Exercise task: Search the listing for the string "JSON" and copy every line that contains it.
►
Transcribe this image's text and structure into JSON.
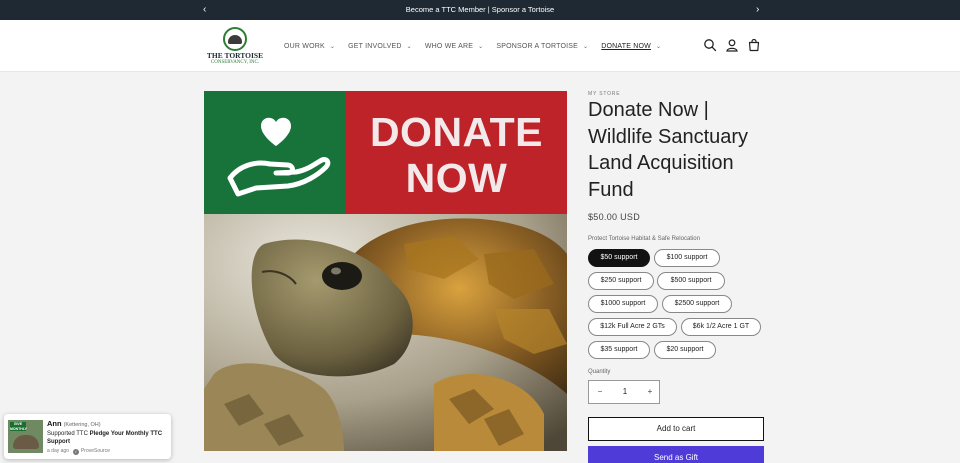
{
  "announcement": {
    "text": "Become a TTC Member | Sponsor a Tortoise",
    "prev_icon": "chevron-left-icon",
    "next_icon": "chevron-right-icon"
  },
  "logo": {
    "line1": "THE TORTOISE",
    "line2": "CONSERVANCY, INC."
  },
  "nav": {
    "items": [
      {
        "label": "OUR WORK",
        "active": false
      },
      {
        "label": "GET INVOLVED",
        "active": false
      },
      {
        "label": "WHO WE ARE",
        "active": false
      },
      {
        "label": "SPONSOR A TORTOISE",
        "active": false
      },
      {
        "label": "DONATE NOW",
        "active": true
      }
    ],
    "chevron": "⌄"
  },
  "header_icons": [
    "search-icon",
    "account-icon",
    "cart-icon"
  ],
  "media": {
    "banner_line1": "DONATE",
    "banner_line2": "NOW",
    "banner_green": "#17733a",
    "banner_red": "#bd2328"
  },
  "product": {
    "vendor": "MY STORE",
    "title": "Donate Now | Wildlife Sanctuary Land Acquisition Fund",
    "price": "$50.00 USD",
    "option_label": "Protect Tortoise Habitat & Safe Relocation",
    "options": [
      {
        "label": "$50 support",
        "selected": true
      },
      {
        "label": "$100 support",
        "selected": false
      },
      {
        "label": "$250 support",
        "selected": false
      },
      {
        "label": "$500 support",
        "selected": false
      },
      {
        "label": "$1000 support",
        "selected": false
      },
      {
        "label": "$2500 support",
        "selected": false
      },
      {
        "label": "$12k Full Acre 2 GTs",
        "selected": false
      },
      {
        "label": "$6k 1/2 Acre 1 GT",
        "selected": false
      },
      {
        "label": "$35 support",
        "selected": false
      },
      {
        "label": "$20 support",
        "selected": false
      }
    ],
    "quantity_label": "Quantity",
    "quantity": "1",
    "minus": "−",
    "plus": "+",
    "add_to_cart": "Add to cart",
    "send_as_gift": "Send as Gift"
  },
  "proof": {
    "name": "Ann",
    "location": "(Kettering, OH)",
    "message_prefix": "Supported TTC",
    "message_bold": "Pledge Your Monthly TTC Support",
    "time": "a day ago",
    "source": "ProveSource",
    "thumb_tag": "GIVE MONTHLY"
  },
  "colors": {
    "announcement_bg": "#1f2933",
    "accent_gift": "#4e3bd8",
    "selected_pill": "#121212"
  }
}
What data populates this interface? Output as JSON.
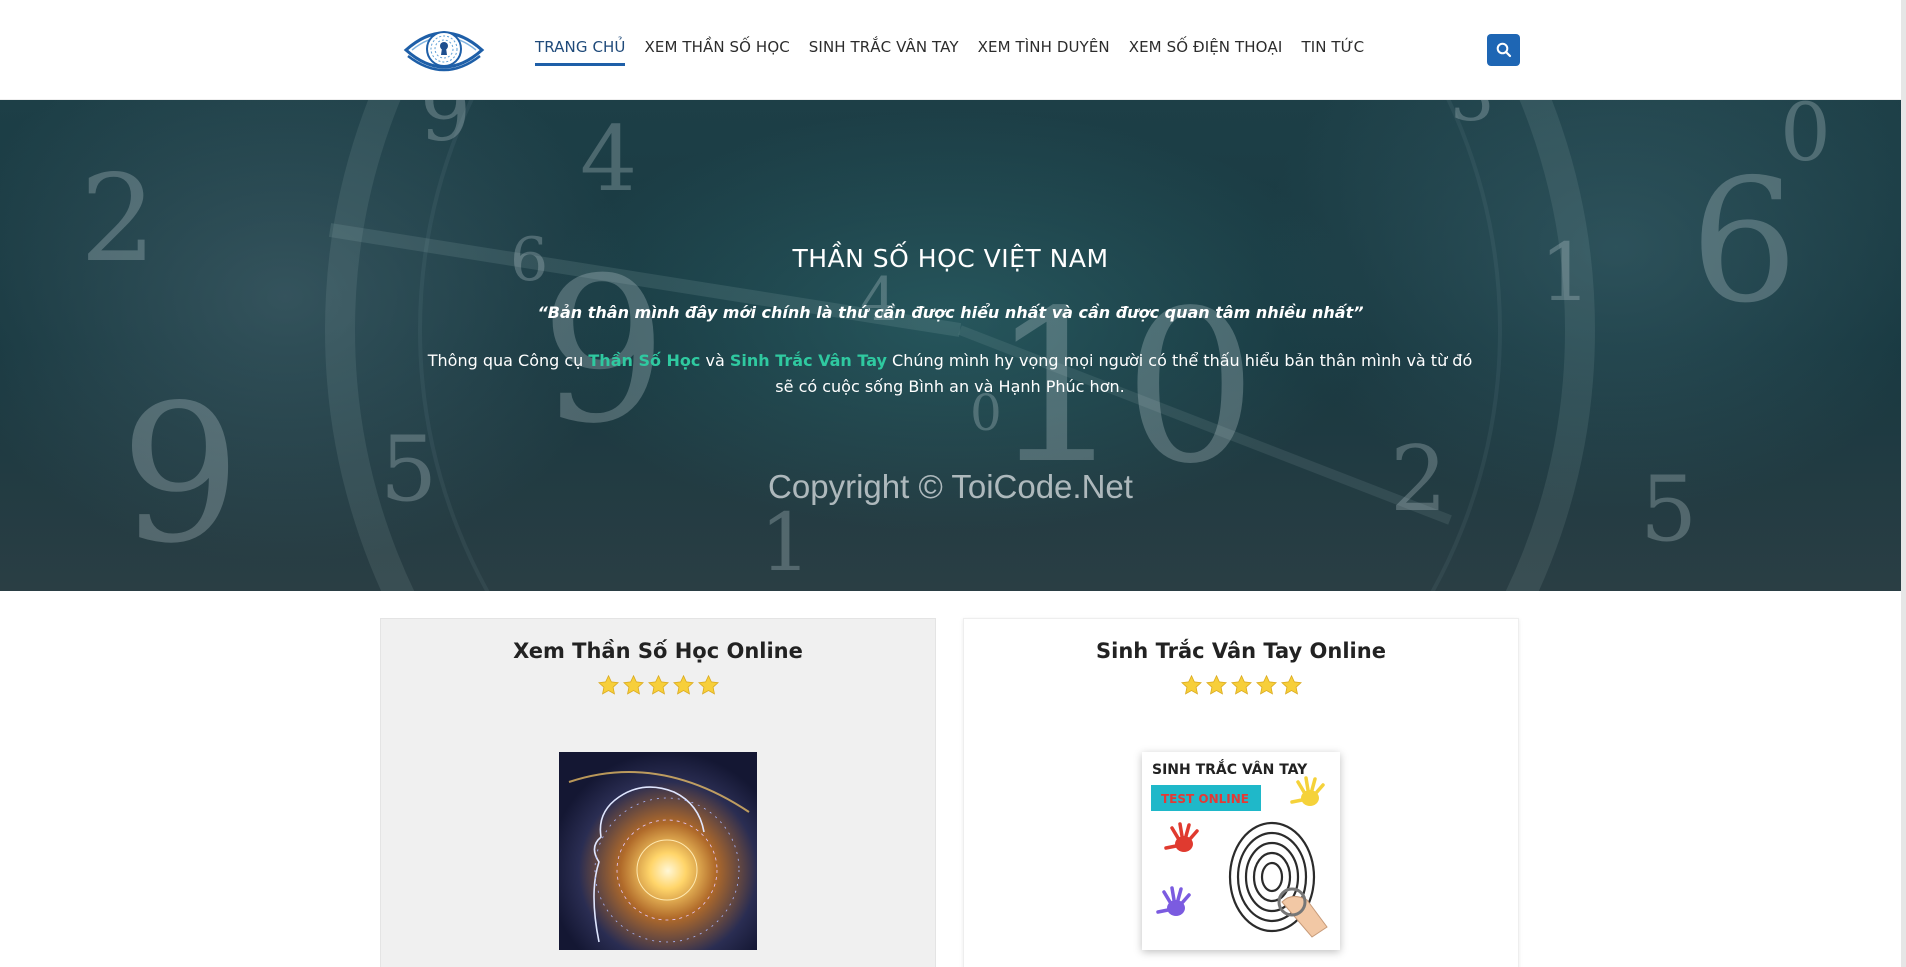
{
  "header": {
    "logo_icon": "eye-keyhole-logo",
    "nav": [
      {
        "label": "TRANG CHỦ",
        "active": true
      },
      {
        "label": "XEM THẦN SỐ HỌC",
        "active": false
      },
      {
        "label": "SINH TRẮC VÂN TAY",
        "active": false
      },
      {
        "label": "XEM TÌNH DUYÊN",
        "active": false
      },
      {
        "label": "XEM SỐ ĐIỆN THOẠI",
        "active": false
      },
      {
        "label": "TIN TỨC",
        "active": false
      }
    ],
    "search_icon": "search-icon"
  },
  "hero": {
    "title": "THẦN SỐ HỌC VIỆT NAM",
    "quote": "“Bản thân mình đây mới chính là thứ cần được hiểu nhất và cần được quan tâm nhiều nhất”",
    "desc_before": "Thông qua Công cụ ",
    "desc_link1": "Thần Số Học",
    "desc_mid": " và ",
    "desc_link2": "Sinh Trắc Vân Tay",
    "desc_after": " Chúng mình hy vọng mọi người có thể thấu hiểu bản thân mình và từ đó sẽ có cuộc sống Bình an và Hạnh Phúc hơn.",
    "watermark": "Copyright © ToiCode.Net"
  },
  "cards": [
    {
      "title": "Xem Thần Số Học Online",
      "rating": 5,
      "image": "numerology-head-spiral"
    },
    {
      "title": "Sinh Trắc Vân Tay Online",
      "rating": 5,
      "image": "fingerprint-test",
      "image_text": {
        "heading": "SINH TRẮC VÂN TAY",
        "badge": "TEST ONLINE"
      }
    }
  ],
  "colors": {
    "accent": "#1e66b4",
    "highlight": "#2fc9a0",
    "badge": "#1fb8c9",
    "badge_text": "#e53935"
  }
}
◄
►
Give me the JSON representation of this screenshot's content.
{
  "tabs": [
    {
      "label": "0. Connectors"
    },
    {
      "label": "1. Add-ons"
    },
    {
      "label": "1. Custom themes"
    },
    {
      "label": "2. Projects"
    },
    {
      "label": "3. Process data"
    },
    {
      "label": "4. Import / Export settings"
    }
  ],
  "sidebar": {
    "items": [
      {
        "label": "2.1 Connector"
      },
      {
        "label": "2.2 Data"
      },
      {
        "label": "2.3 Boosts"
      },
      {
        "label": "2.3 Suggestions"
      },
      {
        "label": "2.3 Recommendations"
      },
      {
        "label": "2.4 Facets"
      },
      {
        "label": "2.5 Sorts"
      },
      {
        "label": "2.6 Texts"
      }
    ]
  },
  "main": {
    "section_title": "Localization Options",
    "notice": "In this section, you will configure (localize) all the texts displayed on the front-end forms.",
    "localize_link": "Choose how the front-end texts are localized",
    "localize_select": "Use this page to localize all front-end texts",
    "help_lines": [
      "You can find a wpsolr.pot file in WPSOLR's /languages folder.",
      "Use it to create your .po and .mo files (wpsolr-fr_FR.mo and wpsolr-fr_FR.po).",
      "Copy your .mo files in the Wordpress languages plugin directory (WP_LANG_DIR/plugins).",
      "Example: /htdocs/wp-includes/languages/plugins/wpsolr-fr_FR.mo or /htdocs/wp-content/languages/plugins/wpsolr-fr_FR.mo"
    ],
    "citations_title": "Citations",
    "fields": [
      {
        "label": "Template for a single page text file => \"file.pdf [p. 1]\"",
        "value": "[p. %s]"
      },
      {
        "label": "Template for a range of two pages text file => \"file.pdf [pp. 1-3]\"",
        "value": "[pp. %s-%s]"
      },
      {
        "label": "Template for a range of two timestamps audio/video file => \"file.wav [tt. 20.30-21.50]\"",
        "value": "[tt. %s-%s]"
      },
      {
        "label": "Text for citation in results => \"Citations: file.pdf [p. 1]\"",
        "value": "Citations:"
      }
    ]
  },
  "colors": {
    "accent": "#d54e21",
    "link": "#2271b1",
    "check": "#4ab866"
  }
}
◄
Exercise result:
Transcribe this image's text and structure into JSON.
What data populates this interface? Output as JSON.
Give me the JSON representation of this screenshot's content.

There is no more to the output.